> **Data items**:
********
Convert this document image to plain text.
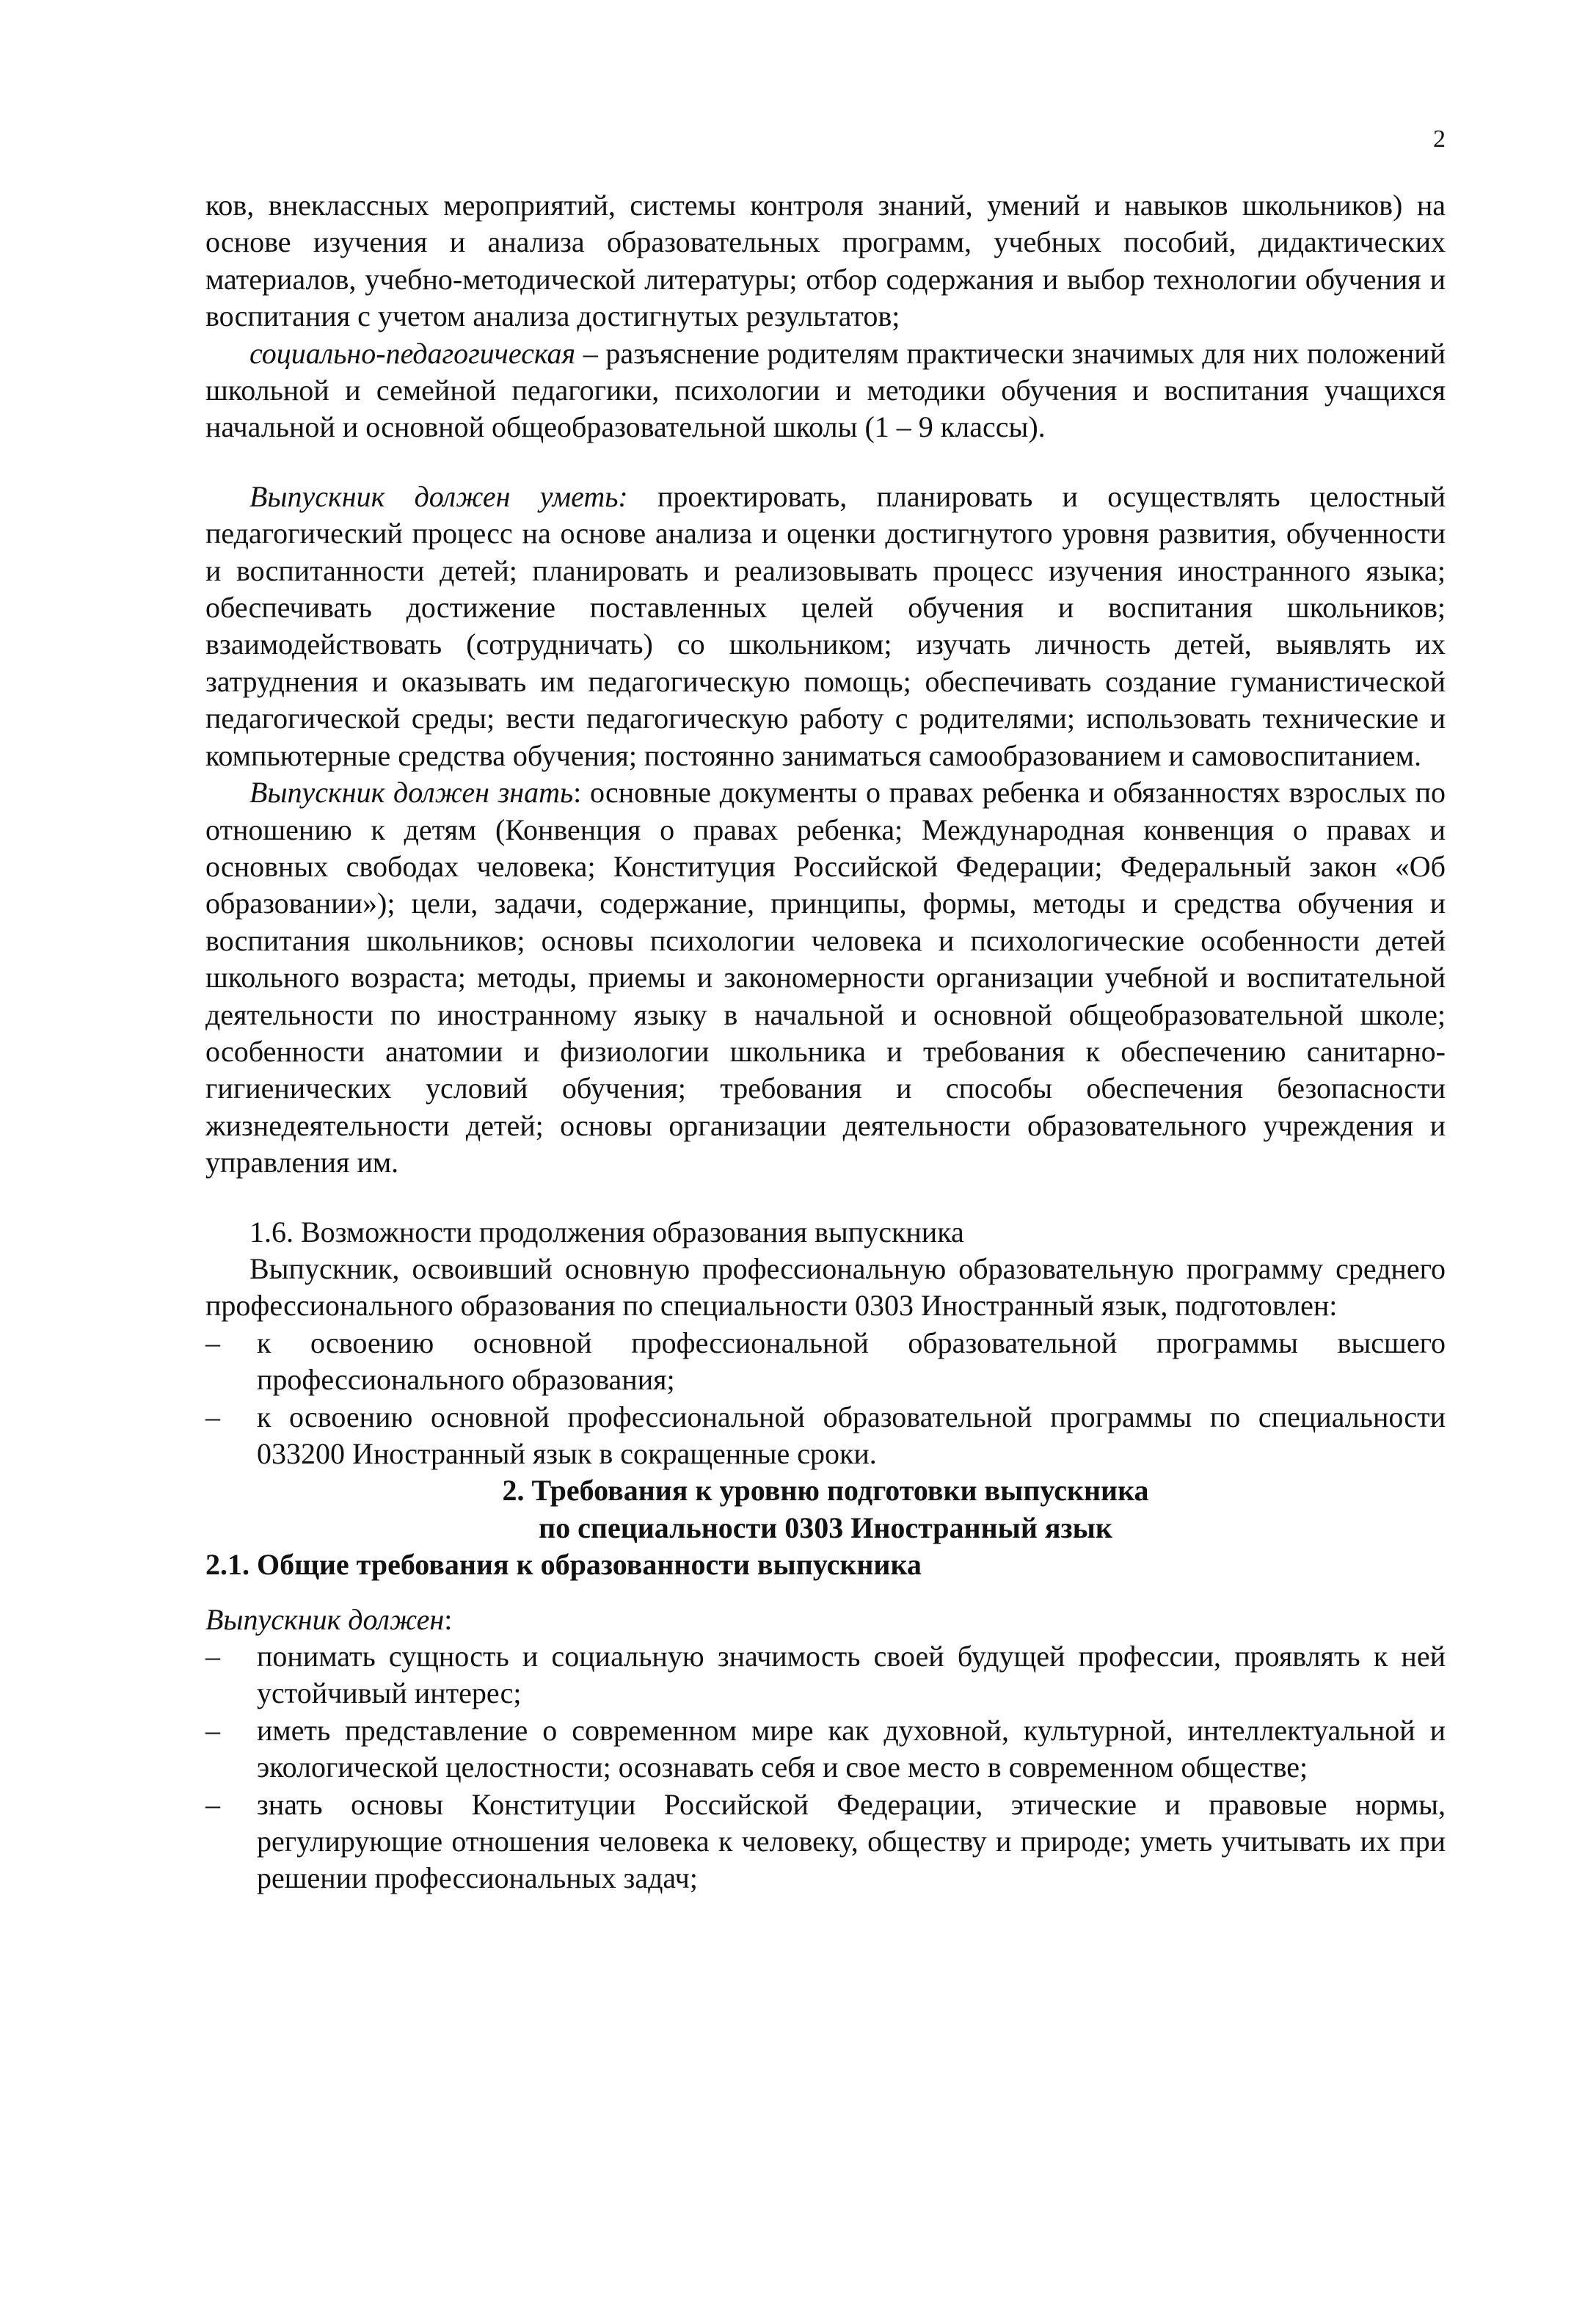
2

ков, внеклассных мероприятий, системы контроля знаний, умений и навыков школьников) на основе изучения и анализа образовательных программ, учебных пособий, дидактических материалов, учебно-методической литературы; отбор содержания и выбор технологии обучения и воспитания с учетом анализа достигнутых результатов;

социально-педагогическая – разъяснение родителям практически значимых для них положений школьной и семейной педагогики, психологии и методики обучения и воспитания учащихся начальной и основной общеобразовательной школы (1 – 9 классы).

Выпускник должен уметь: проектировать, планировать и осуществлять целостный педагогический процесс на основе анализа и оценки достигнутого уровня развития, обученности и воспитанности детей; планировать и реализовывать процесс изучения иностранного языка; обеспечивать достижение поставленных целей обучения и воспитания школьников; взаимодействовать (сотрудничать) со школьником; изучать личность детей, выявлять их затруднения и оказывать им педагогическую помощь; обеспечивать создание гуманистической педагогической среды; вести педагогическую работу с родителями; использовать технические и компьютерные средства обучения; постоянно заниматься самообразованием и самовоспитанием.

Выпускник должен знать: основные документы о правах ребенка и обязанностях взрослых по отношению к детям (Конвенция о правах ребенка; Международная конвенция о правах и основных свободах человека; Конституция Российской Федерации; Федеральный закон «Об образовании»); цели, задачи, содержание, принципы, формы, методы и средства обучения и воспитания школьников; основы психологии человека и психологические особенности детей школьного возраста; методы, приемы и закономерности организации учебной и воспитательной деятельности по иностранному языку в начальной и основной общеобразовательной школе; особенности анатомии и физиологии школьника и требования к обеспечению санитарно-гигиенических условий обучения; требования и способы обеспечения безопасности жизнедеятельности детей; основы организации деятельности образовательного учреждения и управления им.

1.6. Возможности продолжения образования выпускника

Выпускник, освоивший основную профессиональную образовательную программу среднего профессионального образования по специальности 0303 Иностранный язык, подготовлен:

–	к освоению основной профессиональной образовательной программы высшего профессионального образования;
–	к освоению основной профессиональной образовательной программы по специальности 033200 Иностранный язык в сокращенные сроки.

2. Требования к уровню подготовки выпускника

по специальности 0303 Иностранный язык

2.1. Общие требования к образованности выпускника

Выпускник должен:

–	понимать сущность и социальную значимость своей будущей профессии, проявлять к ней устойчивый интерес;
–	иметь представление о современном мире как духовной, культурной, интеллектуальной и экологической целостности; осознавать себя и свое место в современном обществе;
–	знать основы Конституции Российской Федерации, этические и правовые нормы, регулирующие отношения человека к человеку, обществу и природе; уметь учитывать их при решении профессиональных задач;
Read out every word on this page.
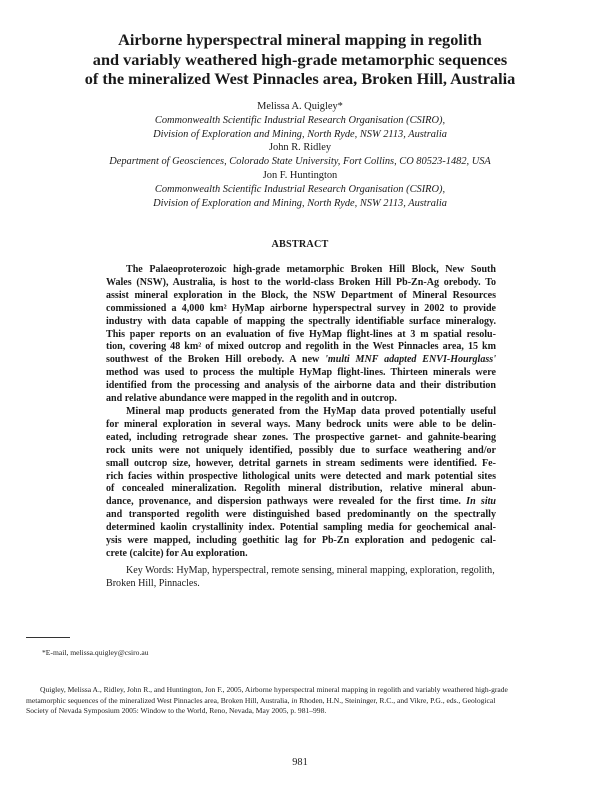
Airborne hyperspectral mineral mapping in regolith
and variably weathered high-grade metamorphic sequences
of the mineralized West Pinnacles area, Broken Hill, Australia
Melissa A. Quigley*
Commonwealth Scientific Industrial Research Organisation (CSIRO),
Division of Exploration and Mining, North Ryde, NSW 2113, Australia
John R. Ridley
Department of Geosciences, Colorado State University, Fort Collins, CO 80523-1482, USA
Jon F. Huntington
Commonwealth Scientific Industrial Research Organisation (CSIRO),
Division of Exploration and Mining, North Ryde, NSW 2113, Australia
ABSTRACT

The Palaeoproterozoic high-grade metamorphic Broken Hill Block, New South
Wales (NSW), Australia, is host to the world-class Broken Hill Pb-Zn-Ag orebody. To
assist mineral exploration in the Block, the NSW Department of Mineral Resources
commissioned a 4,000 km² HyMap airborne hyperspectral survey in 2002 to provide
industry with data capable of mapping the spectrally identifiable surface mineralogy.
This paper reports on an evaluation of five HyMap flight-lines at 3 m spatial resolu-
tion, covering 48 km² of mixed outcrop and regolith in the West Pinnacles area, 15 km
southwest of the Broken Hill orebody. A new 'multi MNF adapted ENVI-Hourglass'
method was used to process the multiple HyMap flight-lines. Thirteen minerals were
identified from the processing and analysis of the airborne data and their distribution
and relative abundance were mapped in the regolith and in outcrop.

Mineral map products generated from the HyMap data proved potentially useful
for mineral exploration in several ways. Many bedrock units were able to be delin-
eated, including retrograde shear zones. The prospective garnet- and gahnite-bearing
rock units were not uniquely identified, possibly due to surface weathering and/or
small outcrop size, however, detrital garnets in stream sediments were identified. Fe-
rich facies within prospective lithological units were detected and mark potential sites
of concealed mineralization. Regolith mineral distribution, relative mineral abun-
dance, provenance, and dispersion pathways were revealed for the first time. In situ
and transported regolith were distinguished based predominantly on the spectrally
determined kaolin crystallinity index. Potential sampling media for geochemical anal-
ysis were mapped, including goethitic lag for Pb-Zn exploration and pedogenic cal-
crete (calcite) for Au exploration.

Key Words: HyMap, hyperspectral, remote sensing, mineral mapping, exploration, regolith,
Broken Hill, Pinnacles.
*E-mail, melissa.quigley@csiro.au
Quigley, Melissa A., Ridley, John R., and Huntington, Jon F., 2005, Airborne hyperspectral mineral mapping in regolith and variably weathered high-grade
metamorphic sequences of the mineralized West Pinnacles area, Broken Hill, Australia, in Rhoden, H.N., Steininger, R.C., and Vikre, P.G., eds., Geological
Society of Nevada Symposium 2005: Window to the World, Reno, Nevada, May 2005, p. 981–998.
981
********
> **Aim of the exercise**: Where a line holds "Huntington", copy that line.

> **Output**:
Jon F. Huntington
Quigley, Melissa A., Ridley, John R., and Huntington, Jon F., 2005, Airborne hyperspectral mineral mapping in regolith and variably weathered high-grade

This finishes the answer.